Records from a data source
>>>
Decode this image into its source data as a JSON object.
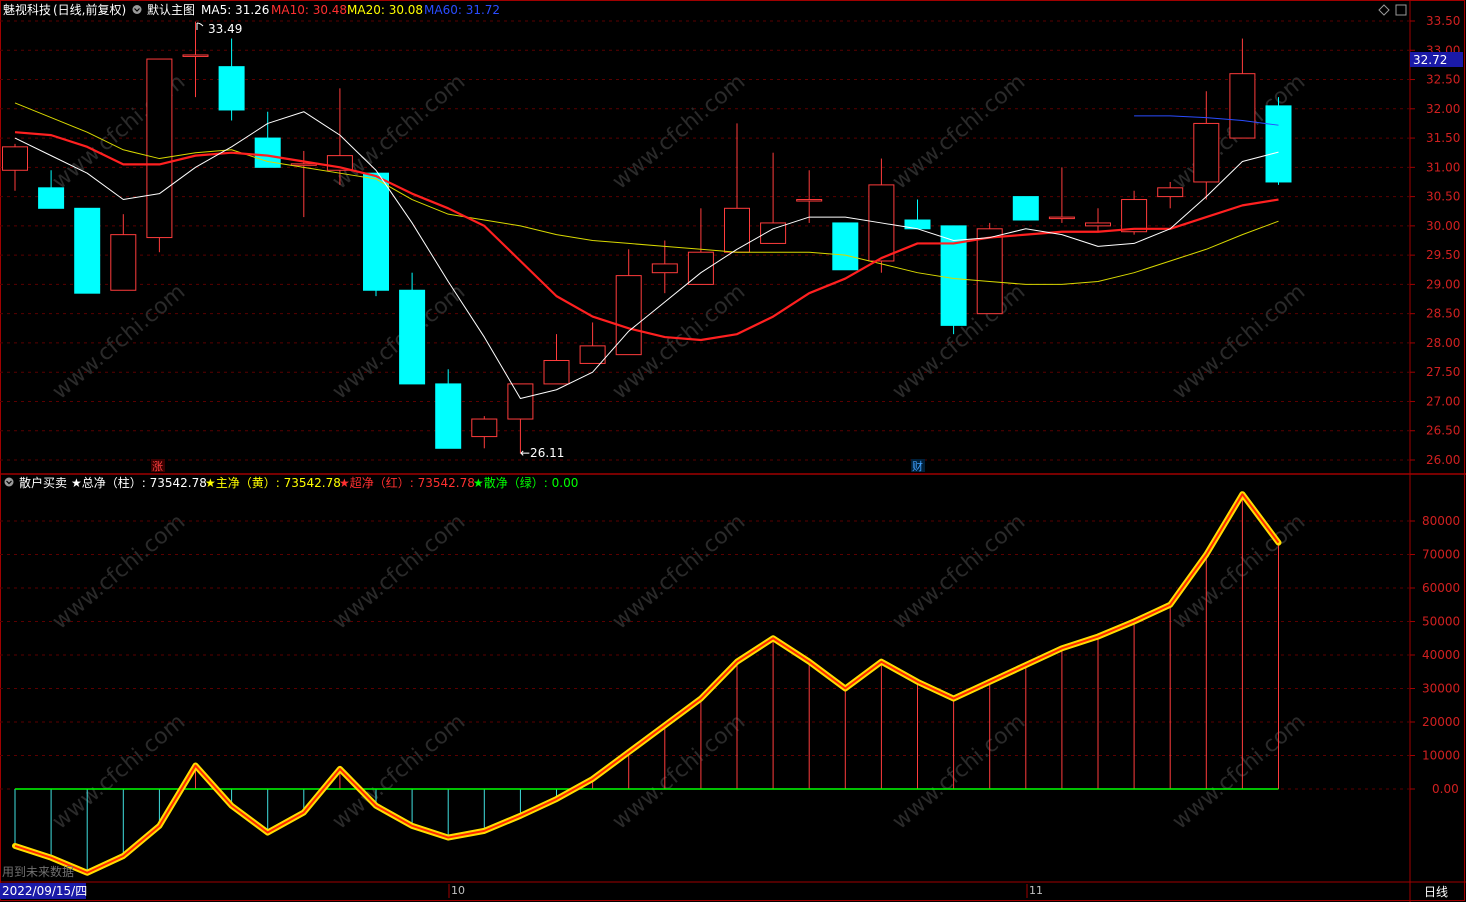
{
  "header": {
    "stock": "魅视科技",
    "period_mode": "(日线,前复权)",
    "template": "默认主图",
    "ma5": "MA5: 31.26",
    "ma10": "MA10: 30.48",
    "ma20": "MA20: 30.08",
    "ma60": "MA60: 31.72"
  },
  "indicator_header": {
    "name": "散户买卖",
    "total": "★总净（柱）: 73542.78",
    "main": "★主净（黄）: 73542.78",
    "super": "★超净（红）: 73542.78",
    "retail": "★散净（绿）: 0.00"
  },
  "colors": {
    "up": "#ff3c3c",
    "down": "#00ffff",
    "ma5": "#ffffff",
    "ma10": "#ff2020",
    "ma20": "#ffff00",
    "ma60": "#2040ff",
    "border": "#a00000"
  },
  "annotations": {
    "high_label": "33.49",
    "low_label": "←26.11",
    "price_tag": "32.72",
    "marker_zhang": "涨",
    "marker_cai": "财"
  },
  "watermark": "www.cfchi.com",
  "bottom": {
    "future_note": "用到未来数据",
    "date": "2022/09/15/四",
    "month_10": "10",
    "month_11": "11",
    "period_button": "日线"
  },
  "chart_data": [
    {
      "type": "candlestick",
      "title": "魅视科技 日线",
      "ylim": [
        25.85,
        33.6
      ],
      "yticks": [
        "33.50",
        "33.00",
        "32.50",
        "32.00",
        "31.50",
        "31.00",
        "30.50",
        "30.00",
        "29.50",
        "29.00",
        "28.50",
        "28.00",
        "27.50",
        "27.00",
        "26.50",
        "26.00"
      ],
      "candles": [
        {
          "o": 30.95,
          "h": 31.4,
          "l": 30.6,
          "c": 31.35
        },
        {
          "o": 30.65,
          "h": 30.95,
          "l": 30.3,
          "c": 30.3
        },
        {
          "o": 30.3,
          "h": 30.3,
          "l": 28.85,
          "c": 28.85
        },
        {
          "o": 28.9,
          "h": 30.2,
          "l": 28.9,
          "c": 29.85
        },
        {
          "o": 29.8,
          "h": 32.7,
          "l": 29.55,
          "c": 32.85
        },
        {
          "o": 32.92,
          "h": 33.49,
          "l": 32.2,
          "c": 32.92
        },
        {
          "o": 32.72,
          "h": 33.2,
          "l": 31.8,
          "c": 31.98
        },
        {
          "o": 31.5,
          "h": 31.95,
          "l": 31.0,
          "c": 31.0
        },
        {
          "o": 31.06,
          "h": 31.28,
          "l": 30.15,
          "c": 31.06
        },
        {
          "o": 30.95,
          "h": 32.35,
          "l": 30.7,
          "c": 31.2
        },
        {
          "o": 30.9,
          "h": 30.9,
          "l": 28.8,
          "c": 28.9
        },
        {
          "o": 28.9,
          "h": 29.2,
          "l": 27.3,
          "c": 27.3
        },
        {
          "o": 27.3,
          "h": 27.55,
          "l": 26.2,
          "c": 26.2
        },
        {
          "o": 26.4,
          "h": 26.75,
          "l": 26.2,
          "c": 26.7
        },
        {
          "o": 26.7,
          "h": 27.3,
          "l": 26.11,
          "c": 27.3
        },
        {
          "o": 27.3,
          "h": 28.15,
          "l": 27.3,
          "c": 27.7
        },
        {
          "o": 27.65,
          "h": 28.35,
          "l": 27.65,
          "c": 27.95
        },
        {
          "o": 27.8,
          "h": 29.6,
          "l": 27.8,
          "c": 29.15
        },
        {
          "o": 29.2,
          "h": 29.75,
          "l": 28.85,
          "c": 29.35
        },
        {
          "o": 29.0,
          "h": 30.3,
          "l": 29.0,
          "c": 29.55
        },
        {
          "o": 29.55,
          "h": 31.75,
          "l": 29.55,
          "c": 30.3
        },
        {
          "o": 29.7,
          "h": 31.25,
          "l": 29.7,
          "c": 30.05
        },
        {
          "o": 30.45,
          "h": 30.95,
          "l": 30.05,
          "c": 30.45
        },
        {
          "o": 30.05,
          "h": 30.05,
          "l": 29.25,
          "c": 29.25
        },
        {
          "o": 29.4,
          "h": 31.15,
          "l": 29.2,
          "c": 30.7
        },
        {
          "o": 30.1,
          "h": 30.45,
          "l": 29.95,
          "c": 29.95
        },
        {
          "o": 30.0,
          "h": 30.0,
          "l": 28.15,
          "c": 28.3
        },
        {
          "o": 28.5,
          "h": 30.05,
          "l": 28.5,
          "c": 29.95
        },
        {
          "o": 30.5,
          "h": 30.5,
          "l": 30.1,
          "c": 30.1
        },
        {
          "o": 30.15,
          "h": 31.0,
          "l": 30.05,
          "c": 30.15
        },
        {
          "o": 30.0,
          "h": 30.3,
          "l": 29.9,
          "c": 30.05
        },
        {
          "o": 29.9,
          "h": 30.6,
          "l": 29.85,
          "c": 30.45
        },
        {
          "o": 30.5,
          "h": 30.75,
          "l": 30.3,
          "c": 30.65
        },
        {
          "o": 30.75,
          "h": 32.3,
          "l": 30.45,
          "c": 31.75
        },
        {
          "o": 31.5,
          "h": 33.2,
          "l": 31.5,
          "c": 32.6
        },
        {
          "o": 32.05,
          "h": 32.2,
          "l": 30.7,
          "c": 30.75
        }
      ],
      "ma5": [
        31.5,
        31.2,
        30.9,
        30.45,
        30.55,
        31.0,
        31.35,
        31.75,
        31.95,
        31.55,
        30.95,
        30.05,
        29.05,
        28.1,
        27.05,
        27.2,
        27.5,
        28.2,
        28.7,
        29.2,
        29.6,
        29.95,
        30.15,
        30.15,
        30.05,
        29.95,
        29.75,
        29.8,
        29.95,
        29.85,
        29.65,
        29.7,
        29.95,
        30.5,
        31.1,
        31.26
      ],
      "ma10": [
        31.6,
        31.55,
        31.35,
        31.05,
        31.05,
        31.2,
        31.25,
        31.2,
        31.1,
        31.0,
        30.85,
        30.55,
        30.3,
        30.0,
        29.4,
        28.8,
        28.45,
        28.25,
        28.1,
        28.05,
        28.15,
        28.45,
        28.85,
        29.1,
        29.45,
        29.7,
        29.7,
        29.8,
        29.85,
        29.9,
        29.9,
        29.95,
        29.95,
        30.15,
        30.35,
        30.45
      ],
      "ma20": [
        32.1,
        31.85,
        31.6,
        31.3,
        31.15,
        31.25,
        31.3,
        31.1,
        31.0,
        30.9,
        30.8,
        30.45,
        30.2,
        30.1,
        30.0,
        29.85,
        29.75,
        29.7,
        29.65,
        29.6,
        29.55,
        29.55,
        29.55,
        29.5,
        29.35,
        29.2,
        29.1,
        29.05,
        29.0,
        29.0,
        29.05,
        29.2,
        29.4,
        29.6,
        29.85,
        30.08
      ],
      "ma60": [
        31.88,
        31.88,
        31.85,
        31.8,
        31.72
      ]
    },
    {
      "type": "bar+line",
      "title": "散户买卖",
      "ylim": [
        -27000,
        90000
      ],
      "yticks": [
        80000,
        70000,
        60000,
        50000,
        40000,
        30000,
        20000,
        10000,
        0
      ],
      "series": [
        {
          "name": "总净",
          "values": [
            -17000,
            -20500,
            -25000,
            -20000,
            -11000,
            7000,
            -5000,
            -13000,
            -7000,
            6000,
            -5000,
            -11000,
            -14500,
            -12500,
            -8000,
            -3000,
            3000,
            11000,
            19000,
            27000,
            38000,
            45000,
            38000,
            30000,
            38000,
            32000,
            27000,
            32000,
            37000,
            42000,
            45500,
            50000,
            55000,
            70000,
            88000,
            73542.78
          ]
        },
        {
          "name": "主净",
          "values": [
            -17000,
            -20500,
            -25000,
            -20000,
            -11000,
            7000,
            -5000,
            -13000,
            -7000,
            6000,
            -5000,
            -11000,
            -14500,
            -12500,
            -8000,
            -3000,
            3000,
            11000,
            19000,
            27000,
            38000,
            45000,
            38000,
            30000,
            38000,
            32000,
            27000,
            32000,
            37000,
            42000,
            45500,
            50000,
            55000,
            70000,
            88000,
            73542.78
          ]
        },
        {
          "name": "超净",
          "values": [
            -17000,
            -20500,
            -25000,
            -20000,
            -11000,
            7000,
            -5000,
            -13000,
            -7000,
            6000,
            -5000,
            -11000,
            -14500,
            -12500,
            -8000,
            -3000,
            3000,
            11000,
            19000,
            27000,
            38000,
            45000,
            38000,
            30000,
            38000,
            32000,
            27000,
            32000,
            37000,
            42000,
            45500,
            50000,
            55000,
            70000,
            88000,
            73542.78
          ]
        },
        {
          "name": "散净",
          "values": [
            0,
            0,
            0,
            0,
            0,
            0,
            0,
            0,
            0,
            0,
            0,
            0,
            0,
            0,
            0,
            0,
            0,
            0,
            0,
            0,
            0,
            0,
            0,
            0,
            0,
            0,
            0,
            0,
            0,
            0,
            0,
            0,
            0,
            0,
            0,
            0
          ]
        }
      ]
    }
  ]
}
<<<
Aim » Pick out the lines above containing the word "name", then copy them.

Solution for this exercise »
    "name": "散户买卖",
          "name": "总净",
          "name": "主净",
          "name": "超净",
          "name": "散净",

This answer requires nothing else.